# PROVIDED DATA:
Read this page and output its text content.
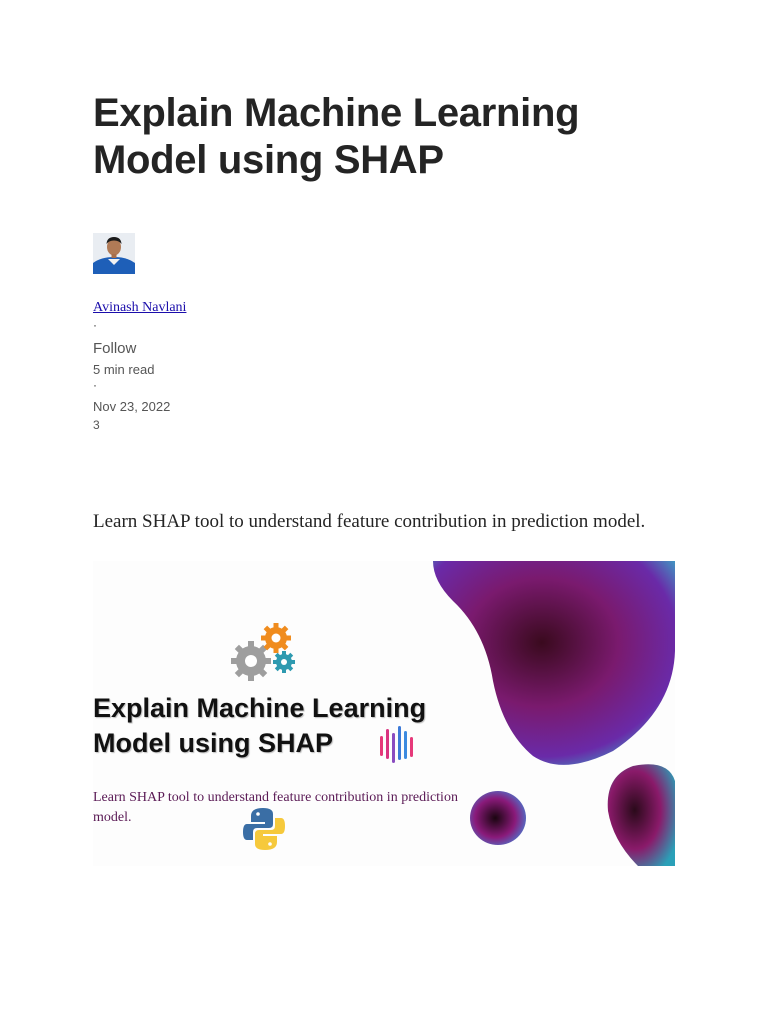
Explain Machine Learning Model using SHAP
Avinash Navlani
·
Follow
5 min read
·
Nov 23, 2022
3

Learn SHAP tool to understand feature contribution in prediction model.

Explain Machine Learning Model using SHAP
Learn SHAP tool to understand feature contribution in prediction model.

# DESCRIPTION OF THE TASK:
Set each line of the records down exactly, leaving every picture out.

# THE ANSWER:
Read this page and output its text content.
Explain Machine Learning Model using SHAP
Avinash Navlani
·
Follow
5 min read
·
Nov 23, 2022
3

Learn SHAP tool to understand feature contribution in prediction model.

Explain Machine Learning Model using SHAP
Learn SHAP tool to understand feature contribution in prediction model.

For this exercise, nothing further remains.